TASK DETAILS –
Quote all of the data exactly as given. Skip every picture it contains.

# DATASET start

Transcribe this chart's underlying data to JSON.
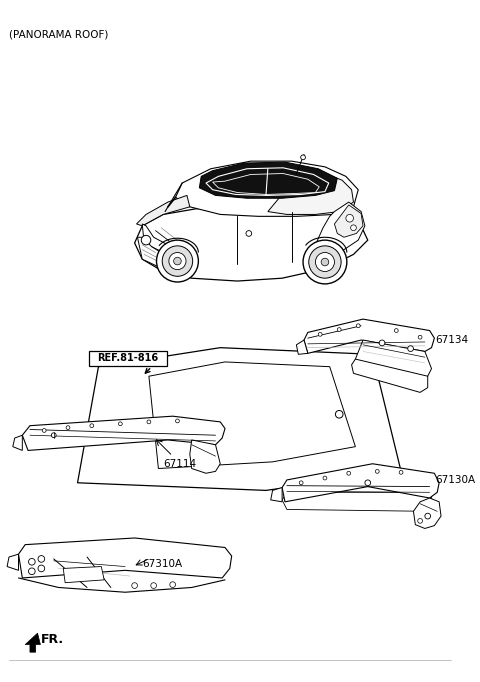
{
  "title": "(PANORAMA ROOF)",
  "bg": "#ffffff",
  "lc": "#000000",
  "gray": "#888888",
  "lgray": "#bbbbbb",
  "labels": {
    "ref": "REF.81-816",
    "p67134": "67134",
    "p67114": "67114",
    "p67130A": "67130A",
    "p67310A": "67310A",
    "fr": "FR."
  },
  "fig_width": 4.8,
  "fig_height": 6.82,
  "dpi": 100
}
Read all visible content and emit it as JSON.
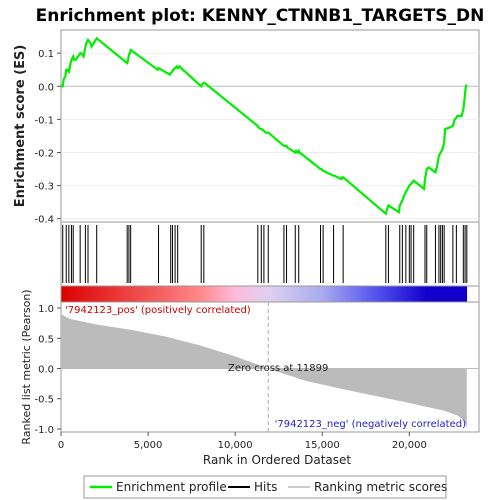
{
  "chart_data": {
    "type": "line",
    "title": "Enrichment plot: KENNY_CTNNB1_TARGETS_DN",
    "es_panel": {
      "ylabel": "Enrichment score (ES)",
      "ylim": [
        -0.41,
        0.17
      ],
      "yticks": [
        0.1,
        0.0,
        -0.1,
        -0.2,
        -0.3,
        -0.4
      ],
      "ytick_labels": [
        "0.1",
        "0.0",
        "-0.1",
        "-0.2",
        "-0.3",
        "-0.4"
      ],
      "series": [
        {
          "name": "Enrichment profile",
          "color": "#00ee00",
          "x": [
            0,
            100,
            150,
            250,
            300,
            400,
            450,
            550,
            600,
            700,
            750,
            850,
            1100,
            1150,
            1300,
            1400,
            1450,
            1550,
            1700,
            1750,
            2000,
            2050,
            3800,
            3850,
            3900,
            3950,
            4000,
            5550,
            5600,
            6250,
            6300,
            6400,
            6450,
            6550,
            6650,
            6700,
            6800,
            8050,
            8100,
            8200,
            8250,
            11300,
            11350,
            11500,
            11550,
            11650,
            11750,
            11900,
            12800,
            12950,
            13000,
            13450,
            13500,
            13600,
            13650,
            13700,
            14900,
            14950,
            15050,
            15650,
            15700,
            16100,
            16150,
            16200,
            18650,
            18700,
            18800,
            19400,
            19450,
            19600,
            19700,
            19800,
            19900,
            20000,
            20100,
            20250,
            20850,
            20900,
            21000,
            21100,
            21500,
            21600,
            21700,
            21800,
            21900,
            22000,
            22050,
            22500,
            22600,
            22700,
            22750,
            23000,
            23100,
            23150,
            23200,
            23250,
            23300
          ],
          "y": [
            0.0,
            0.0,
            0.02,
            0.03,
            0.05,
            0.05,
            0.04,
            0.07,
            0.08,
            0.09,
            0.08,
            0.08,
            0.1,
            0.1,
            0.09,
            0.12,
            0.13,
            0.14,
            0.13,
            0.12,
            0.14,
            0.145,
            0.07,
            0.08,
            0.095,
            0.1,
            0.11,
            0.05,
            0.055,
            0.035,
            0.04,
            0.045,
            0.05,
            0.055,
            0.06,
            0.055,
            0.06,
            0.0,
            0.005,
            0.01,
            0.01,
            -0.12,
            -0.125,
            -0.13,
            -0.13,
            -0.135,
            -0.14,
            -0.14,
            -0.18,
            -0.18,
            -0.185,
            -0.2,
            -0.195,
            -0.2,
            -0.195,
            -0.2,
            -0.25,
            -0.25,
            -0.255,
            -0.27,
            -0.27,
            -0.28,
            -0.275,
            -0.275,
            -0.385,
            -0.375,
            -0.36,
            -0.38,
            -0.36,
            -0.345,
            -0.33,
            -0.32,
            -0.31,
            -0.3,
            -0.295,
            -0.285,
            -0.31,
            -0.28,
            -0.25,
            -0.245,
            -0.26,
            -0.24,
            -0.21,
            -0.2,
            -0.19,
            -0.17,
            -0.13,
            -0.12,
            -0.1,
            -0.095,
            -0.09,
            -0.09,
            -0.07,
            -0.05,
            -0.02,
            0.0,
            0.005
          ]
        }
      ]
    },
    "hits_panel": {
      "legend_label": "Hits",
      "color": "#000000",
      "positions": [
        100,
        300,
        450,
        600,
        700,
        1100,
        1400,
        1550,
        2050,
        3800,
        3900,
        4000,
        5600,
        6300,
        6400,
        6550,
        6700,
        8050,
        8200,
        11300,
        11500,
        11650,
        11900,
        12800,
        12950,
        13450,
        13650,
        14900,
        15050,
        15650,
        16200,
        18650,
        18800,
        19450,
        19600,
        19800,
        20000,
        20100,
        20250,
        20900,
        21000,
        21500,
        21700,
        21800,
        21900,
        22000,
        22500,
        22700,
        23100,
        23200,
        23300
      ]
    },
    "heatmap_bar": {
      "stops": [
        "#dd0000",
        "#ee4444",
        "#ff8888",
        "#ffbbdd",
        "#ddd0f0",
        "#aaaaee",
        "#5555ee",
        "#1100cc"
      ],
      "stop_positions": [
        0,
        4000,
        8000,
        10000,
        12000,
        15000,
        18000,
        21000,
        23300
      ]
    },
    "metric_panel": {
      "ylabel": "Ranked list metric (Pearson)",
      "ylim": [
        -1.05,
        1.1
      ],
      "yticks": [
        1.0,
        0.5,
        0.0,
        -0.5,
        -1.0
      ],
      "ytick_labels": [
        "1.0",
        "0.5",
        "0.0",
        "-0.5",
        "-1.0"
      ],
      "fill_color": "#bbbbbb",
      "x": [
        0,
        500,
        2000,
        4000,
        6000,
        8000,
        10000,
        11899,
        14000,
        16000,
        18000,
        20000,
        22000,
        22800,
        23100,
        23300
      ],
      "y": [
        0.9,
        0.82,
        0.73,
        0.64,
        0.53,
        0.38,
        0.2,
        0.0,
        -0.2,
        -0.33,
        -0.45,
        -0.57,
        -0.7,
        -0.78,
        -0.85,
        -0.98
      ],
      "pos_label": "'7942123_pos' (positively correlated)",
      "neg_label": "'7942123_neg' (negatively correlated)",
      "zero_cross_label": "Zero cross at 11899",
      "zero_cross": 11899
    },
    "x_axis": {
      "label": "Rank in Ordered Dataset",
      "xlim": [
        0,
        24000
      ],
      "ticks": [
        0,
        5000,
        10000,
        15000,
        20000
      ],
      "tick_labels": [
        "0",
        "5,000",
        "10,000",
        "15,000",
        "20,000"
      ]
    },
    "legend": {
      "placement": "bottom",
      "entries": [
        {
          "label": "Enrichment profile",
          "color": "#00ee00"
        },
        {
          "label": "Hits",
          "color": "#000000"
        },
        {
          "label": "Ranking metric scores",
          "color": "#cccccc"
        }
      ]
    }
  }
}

# DATASET end

OUTPUT OF THE TASK –
Transcribe this chart's underlying data to JSON.
{
  "title": "(PANORAMA ROOF)",
  "bg": "#ffffff",
  "lc": "#000000",
  "gray": "#888888",
  "lgray": "#bbbbbb",
  "labels": {
    "ref": "REF.81-816",
    "p67134": "67134",
    "p67114": "67114",
    "p67130A": "67130A",
    "p67310A": "67310A",
    "fr": "FR."
  },
  "fig_width": 4.8,
  "fig_height": 6.82,
  "dpi": 100
}
Read all visible content and emit it as JSON.
{
  "chart_data": {
    "type": "line",
    "title": "Enrichment plot: KENNY_CTNNB1_TARGETS_DN",
    "es_panel": {
      "ylabel": "Enrichment score (ES)",
      "ylim": [
        -0.41,
        0.17
      ],
      "yticks": [
        0.1,
        0.0,
        -0.1,
        -0.2,
        -0.3,
        -0.4
      ],
      "ytick_labels": [
        "0.1",
        "0.0",
        "-0.1",
        "-0.2",
        "-0.3",
        "-0.4"
      ],
      "series": [
        {
          "name": "Enrichment profile",
          "color": "#00ee00",
          "x": [
            0,
            100,
            150,
            250,
            300,
            400,
            450,
            550,
            600,
            700,
            750,
            850,
            1100,
            1150,
            1300,
            1400,
            1450,
            1550,
            1700,
            1750,
            2000,
            2050,
            3800,
            3850,
            3900,
            3950,
            4000,
            5550,
            5600,
            6250,
            6300,
            6400,
            6450,
            6550,
            6650,
            6700,
            6800,
            8050,
            8100,
            8200,
            8250,
            11300,
            11350,
            11500,
            11550,
            11650,
            11750,
            11900,
            12800,
            12950,
            13000,
            13450,
            13500,
            13600,
            13650,
            13700,
            14900,
            14950,
            15050,
            15650,
            15700,
            16100,
            16150,
            16200,
            18650,
            18700,
            18800,
            19400,
            19450,
            19600,
            19700,
            19800,
            19900,
            20000,
            20100,
            20250,
            20850,
            20900,
            21000,
            21100,
            21500,
            21600,
            21700,
            21800,
            21900,
            22000,
            22050,
            22500,
            22600,
            22700,
            22750,
            23000,
            23100,
            23150,
            23200,
            23250,
            23300
          ],
          "y": [
            0.0,
            0.0,
            0.02,
            0.03,
            0.05,
            0.05,
            0.04,
            0.07,
            0.08,
            0.09,
            0.08,
            0.08,
            0.1,
            0.1,
            0.09,
            0.12,
            0.13,
            0.14,
            0.13,
            0.12,
            0.14,
            0.145,
            0.07,
            0.08,
            0.095,
            0.1,
            0.11,
            0.05,
            0.055,
            0.035,
            0.04,
            0.045,
            0.05,
            0.055,
            0.06,
            0.055,
            0.06,
            0.0,
            0.005,
            0.01,
            0.01,
            -0.12,
            -0.125,
            -0.13,
            -0.13,
            -0.135,
            -0.14,
            -0.14,
            -0.18,
            -0.18,
            -0.185,
            -0.2,
            -0.195,
            -0.2,
            -0.195,
            -0.2,
            -0.25,
            -0.25,
            -0.255,
            -0.27,
            -0.27,
            -0.28,
            -0.275,
            -0.275,
            -0.385,
            -0.375,
            -0.36,
            -0.38,
            -0.36,
            -0.345,
            -0.33,
            -0.32,
            -0.31,
            -0.3,
            -0.295,
            -0.285,
            -0.31,
            -0.28,
            -0.25,
            -0.245,
            -0.26,
            -0.24,
            -0.21,
            -0.2,
            -0.19,
            -0.17,
            -0.13,
            -0.12,
            -0.1,
            -0.095,
            -0.09,
            -0.09,
            -0.07,
            -0.05,
            -0.02,
            0.0,
            0.005
          ]
        }
      ]
    },
    "hits_panel": {
      "legend_label": "Hits",
      "color": "#000000",
      "positions": [
        100,
        300,
        450,
        600,
        700,
        1100,
        1400,
        1550,
        2050,
        3800,
        3900,
        4000,
        5600,
        6300,
        6400,
        6550,
        6700,
        8050,
        8200,
        11300,
        11500,
        11650,
        11900,
        12800,
        12950,
        13450,
        13650,
        14900,
        15050,
        15650,
        16200,
        18650,
        18800,
        19450,
        19600,
        19800,
        20000,
        20100,
        20250,
        20900,
        21000,
        21500,
        21700,
        21800,
        21900,
        22000,
        22500,
        22700,
        23100,
        23200,
        23300
      ]
    },
    "heatmap_bar": {
      "stops": [
        "#dd0000",
        "#ee4444",
        "#ff8888",
        "#ffbbdd",
        "#ddd0f0",
        "#aaaaee",
        "#5555ee",
        "#1100cc"
      ],
      "stop_positions": [
        0,
        4000,
        8000,
        10000,
        12000,
        15000,
        18000,
        21000,
        23300
      ]
    },
    "metric_panel": {
      "ylabel": "Ranked list metric (Pearson)",
      "ylim": [
        -1.05,
        1.1
      ],
      "yticks": [
        1.0,
        0.5,
        0.0,
        -0.5,
        -1.0
      ],
      "ytick_labels": [
        "1.0",
        "0.5",
        "0.0",
        "-0.5",
        "-1.0"
      ],
      "fill_color": "#bbbbbb",
      "x": [
        0,
        500,
        2000,
        4000,
        6000,
        8000,
        10000,
        11899,
        14000,
        16000,
        18000,
        20000,
        22000,
        22800,
        23100,
        23300
      ],
      "y": [
        0.9,
        0.82,
        0.73,
        0.64,
        0.53,
        0.38,
        0.2,
        0.0,
        -0.2,
        -0.33,
        -0.45,
        -0.57,
        -0.7,
        -0.78,
        -0.85,
        -0.98
      ],
      "pos_label": "'7942123_pos' (positively correlated)",
      "neg_label": "'7942123_neg' (negatively correlated)",
      "zero_cross_label": "Zero cross at 11899",
      "zero_cross": 11899
    },
    "x_axis": {
      "label": "Rank in Ordered Dataset",
      "xlim": [
        0,
        24000
      ],
      "ticks": [
        0,
        5000,
        10000,
        15000,
        20000
      ],
      "tick_labels": [
        "0",
        "5,000",
        "10,000",
        "15,000",
        "20,000"
      ]
    },
    "legend": {
      "placement": "bottom",
      "entries": [
        {
          "label": "Enrichment profile",
          "color": "#00ee00"
        },
        {
          "label": "Hits",
          "color": "#000000"
        },
        {
          "label": "Ranking metric scores",
          "color": "#cccccc"
        }
      ]
    }
  }
}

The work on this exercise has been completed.